Structured figure records

# # # #

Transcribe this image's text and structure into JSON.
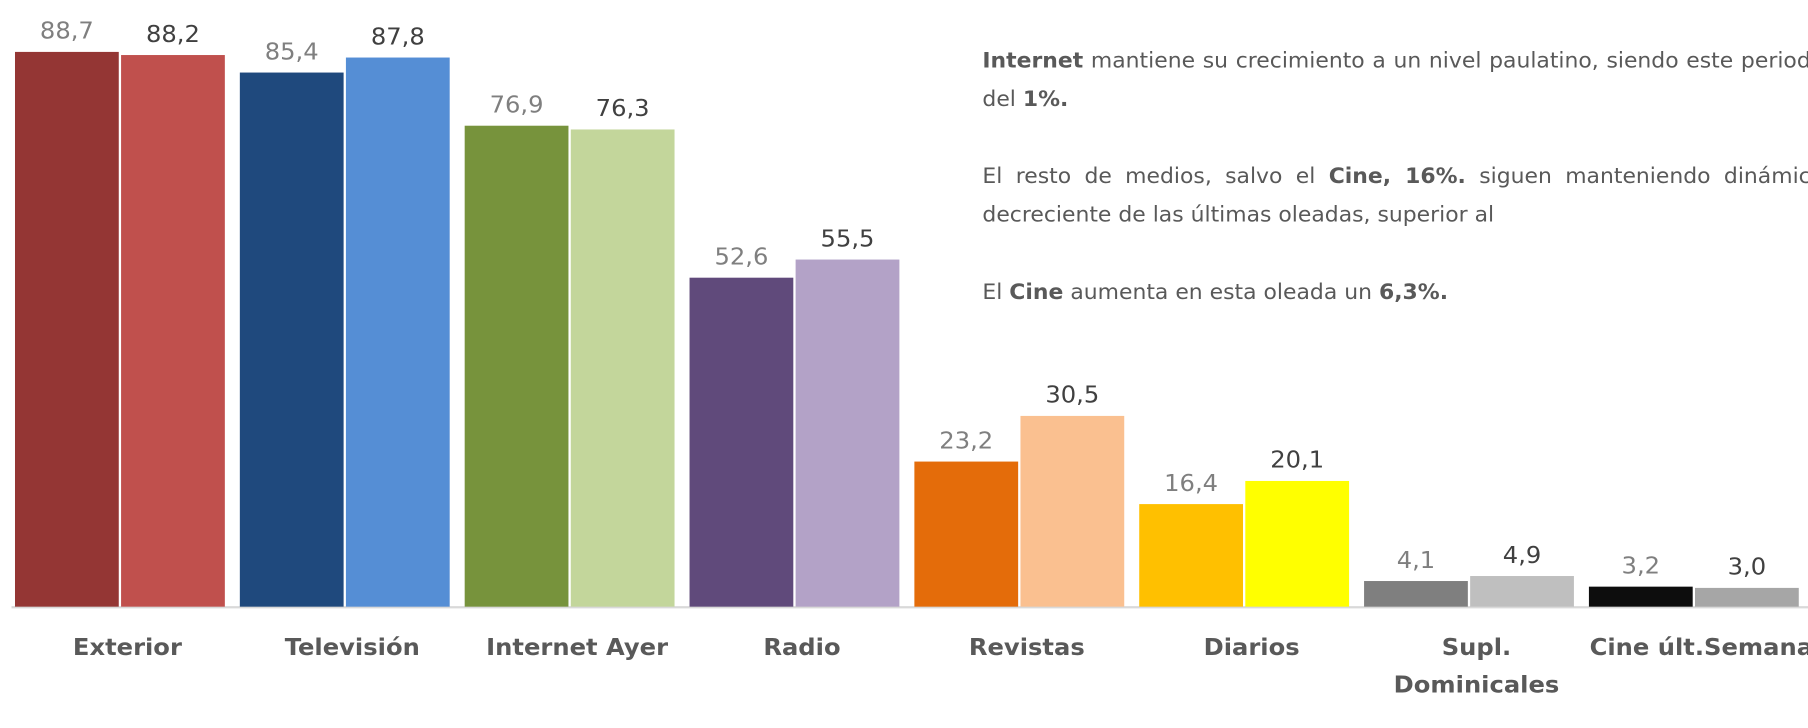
{
  "chart_data": {
    "type": "bar",
    "categories": [
      "Exterior",
      "Televisión",
      "Internet Ayer",
      "Radio",
      "Revistas",
      "Diarios",
      "Supl.\nDominicales",
      "Cine últ.Semana"
    ],
    "series": [
      {
        "colors": [
          "#943634",
          "#1f497d",
          "#77933c",
          "#604a7b",
          "#e46c0a",
          "#ffc000",
          "#7f7f7f",
          "#0d0d0d"
        ],
        "label_color": "#7f7f7f",
        "values": [
          88.7,
          85.4,
          76.9,
          52.6,
          23.2,
          16.4,
          4.1,
          3.2
        ],
        "value_labels": [
          "88,7",
          "85,4",
          "76,9",
          "52,6",
          "23,2",
          "16,4",
          "4,1",
          "3,2"
        ]
      },
      {
        "colors": [
          "#c0504d",
          "#558ed5",
          "#c3d69b",
          "#b3a2c7",
          "#fac090",
          "#ffff00",
          "#bfbfbf",
          "#a6a6a6"
        ],
        "label_color": "#404040",
        "values": [
          88.2,
          87.8,
          76.3,
          55.5,
          30.5,
          20.1,
          4.9,
          3.0
        ],
        "value_labels": [
          "88,2",
          "87,8",
          "76,3",
          "55,5",
          "30,5",
          "20,1",
          "4,9",
          "3,0"
        ]
      }
    ],
    "ylim": [
      0,
      97
    ]
  },
  "text": {
    "paragraphs": [
      [
        {
          "text": "Internet",
          "bold": true
        },
        {
          "text": " mantiene su crecimiento a un nivel paulatino, siendo este periodo del "
        },
        {
          "text": "1%.",
          "bold": true
        }
      ],
      [
        {
          "text": "El resto de medios, salvo el "
        },
        {
          "text": "Cine, 16%.",
          "bold": true
        },
        {
          "text": " siguen manteniendo dinámica decreciente de las últimas oleadas, superior al"
        }
      ],
      [
        {
          "text": "El "
        },
        {
          "text": "Cine",
          "bold": true
        },
        {
          "text": " aumenta en esta oleada un "
        },
        {
          "text": "6,3%.",
          "bold": true
        }
      ]
    ]
  }
}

# # # #

> [Task]:
Reproduce the material above in full, exactly, with no images.

> [Completed task]:
Transcribe this image's text and structure into JSON.
{
  "chart_data": {
    "type": "bar",
    "categories": [
      "Exterior",
      "Televisión",
      "Internet Ayer",
      "Radio",
      "Revistas",
      "Diarios",
      "Supl.\nDominicales",
      "Cine últ.Semana"
    ],
    "series": [
      {
        "colors": [
          "#943634",
          "#1f497d",
          "#77933c",
          "#604a7b",
          "#e46c0a",
          "#ffc000",
          "#7f7f7f",
          "#0d0d0d"
        ],
        "label_color": "#7f7f7f",
        "values": [
          88.7,
          85.4,
          76.9,
          52.6,
          23.2,
          16.4,
          4.1,
          3.2
        ],
        "value_labels": [
          "88,7",
          "85,4",
          "76,9",
          "52,6",
          "23,2",
          "16,4",
          "4,1",
          "3,2"
        ]
      },
      {
        "colors": [
          "#c0504d",
          "#558ed5",
          "#c3d69b",
          "#b3a2c7",
          "#fac090",
          "#ffff00",
          "#bfbfbf",
          "#a6a6a6"
        ],
        "label_color": "#404040",
        "values": [
          88.2,
          87.8,
          76.3,
          55.5,
          30.5,
          20.1,
          4.9,
          3.0
        ],
        "value_labels": [
          "88,2",
          "87,8",
          "76,3",
          "55,5",
          "30,5",
          "20,1",
          "4,9",
          "3,0"
        ]
      }
    ],
    "ylim": [
      0,
      97
    ]
  },
  "text": {
    "paragraphs": [
      [
        {
          "text": "Internet",
          "bold": true
        },
        {
          "text": " mantiene su crecimiento a un nivel paulatino, siendo este periodo del "
        },
        {
          "text": "1%.",
          "bold": true
        }
      ],
      [
        {
          "text": "El resto de medios, salvo el "
        },
        {
          "text": "Cine, 16%.",
          "bold": true
        },
        {
          "text": " siguen manteniendo dinámica decreciente de las últimas oleadas, superior al"
        }
      ],
      [
        {
          "text": "El "
        },
        {
          "text": "Cine",
          "bold": true
        },
        {
          "text": " aumenta en esta oleada un "
        },
        {
          "text": "6,3%.",
          "bold": true
        }
      ]
    ]
  }
}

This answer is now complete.